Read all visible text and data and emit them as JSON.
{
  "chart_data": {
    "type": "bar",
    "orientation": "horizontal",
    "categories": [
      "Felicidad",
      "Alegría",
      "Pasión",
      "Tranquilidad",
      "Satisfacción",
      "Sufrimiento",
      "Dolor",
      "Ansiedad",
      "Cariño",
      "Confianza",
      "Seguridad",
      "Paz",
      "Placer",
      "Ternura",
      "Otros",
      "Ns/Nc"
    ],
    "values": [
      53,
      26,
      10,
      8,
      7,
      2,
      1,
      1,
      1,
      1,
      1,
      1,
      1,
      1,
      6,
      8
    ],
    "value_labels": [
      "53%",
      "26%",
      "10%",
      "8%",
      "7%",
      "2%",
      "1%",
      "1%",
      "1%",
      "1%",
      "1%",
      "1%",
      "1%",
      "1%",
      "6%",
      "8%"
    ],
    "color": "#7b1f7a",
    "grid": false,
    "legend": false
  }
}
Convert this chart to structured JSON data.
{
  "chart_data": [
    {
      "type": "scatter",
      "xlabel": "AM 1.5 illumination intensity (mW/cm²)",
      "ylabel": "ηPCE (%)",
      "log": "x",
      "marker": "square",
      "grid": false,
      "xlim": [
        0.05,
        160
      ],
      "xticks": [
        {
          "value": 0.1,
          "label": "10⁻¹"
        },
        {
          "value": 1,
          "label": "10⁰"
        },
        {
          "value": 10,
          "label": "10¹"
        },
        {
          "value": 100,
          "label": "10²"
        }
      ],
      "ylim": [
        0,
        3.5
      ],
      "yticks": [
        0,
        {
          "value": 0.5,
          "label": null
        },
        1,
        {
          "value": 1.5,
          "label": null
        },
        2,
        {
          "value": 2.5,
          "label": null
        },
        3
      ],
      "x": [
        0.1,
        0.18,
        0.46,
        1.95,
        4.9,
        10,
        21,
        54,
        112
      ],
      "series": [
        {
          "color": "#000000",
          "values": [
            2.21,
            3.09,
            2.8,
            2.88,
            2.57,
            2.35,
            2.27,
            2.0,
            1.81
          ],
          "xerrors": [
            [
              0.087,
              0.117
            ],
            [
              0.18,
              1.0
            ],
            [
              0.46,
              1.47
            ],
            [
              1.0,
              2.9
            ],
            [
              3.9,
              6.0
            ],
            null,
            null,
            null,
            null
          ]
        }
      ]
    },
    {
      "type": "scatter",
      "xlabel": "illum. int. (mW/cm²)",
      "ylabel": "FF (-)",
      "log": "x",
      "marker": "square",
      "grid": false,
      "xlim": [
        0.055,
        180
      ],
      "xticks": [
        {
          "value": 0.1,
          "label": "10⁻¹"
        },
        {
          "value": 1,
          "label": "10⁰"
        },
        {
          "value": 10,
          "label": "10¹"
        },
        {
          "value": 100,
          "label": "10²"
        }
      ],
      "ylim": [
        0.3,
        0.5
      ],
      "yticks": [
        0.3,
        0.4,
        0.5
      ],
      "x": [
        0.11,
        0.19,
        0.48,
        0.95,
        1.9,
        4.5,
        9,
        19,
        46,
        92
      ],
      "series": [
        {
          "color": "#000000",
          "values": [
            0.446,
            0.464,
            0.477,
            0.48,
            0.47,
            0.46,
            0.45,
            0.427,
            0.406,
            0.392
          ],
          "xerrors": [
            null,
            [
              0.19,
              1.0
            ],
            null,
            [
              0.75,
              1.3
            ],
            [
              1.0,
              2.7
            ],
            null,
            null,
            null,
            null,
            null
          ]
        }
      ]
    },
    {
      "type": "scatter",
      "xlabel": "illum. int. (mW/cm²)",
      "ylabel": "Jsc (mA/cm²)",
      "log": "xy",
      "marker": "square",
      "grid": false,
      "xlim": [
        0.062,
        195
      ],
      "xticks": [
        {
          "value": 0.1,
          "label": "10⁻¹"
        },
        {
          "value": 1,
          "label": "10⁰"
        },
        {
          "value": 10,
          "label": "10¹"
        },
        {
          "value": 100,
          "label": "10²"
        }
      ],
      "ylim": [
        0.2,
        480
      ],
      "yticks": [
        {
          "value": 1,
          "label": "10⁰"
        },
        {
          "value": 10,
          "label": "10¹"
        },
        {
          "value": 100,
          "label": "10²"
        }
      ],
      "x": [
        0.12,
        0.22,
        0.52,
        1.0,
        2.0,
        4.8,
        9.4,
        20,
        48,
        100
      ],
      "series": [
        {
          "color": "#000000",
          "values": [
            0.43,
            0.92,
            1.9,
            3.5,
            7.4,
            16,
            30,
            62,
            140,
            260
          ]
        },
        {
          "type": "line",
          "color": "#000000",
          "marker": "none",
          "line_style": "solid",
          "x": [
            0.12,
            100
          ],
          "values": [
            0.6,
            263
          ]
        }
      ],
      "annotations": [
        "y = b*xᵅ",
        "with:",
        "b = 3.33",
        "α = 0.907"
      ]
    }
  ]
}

++++++

• Stated problem: For the listing above, identify each line bearing "ylabel".

• Finished answer:
      "ylabel": "ηPCE (%)",
      "ylabel": "FF (-)",
      "ylabel": "Jsc (mA/cm²)",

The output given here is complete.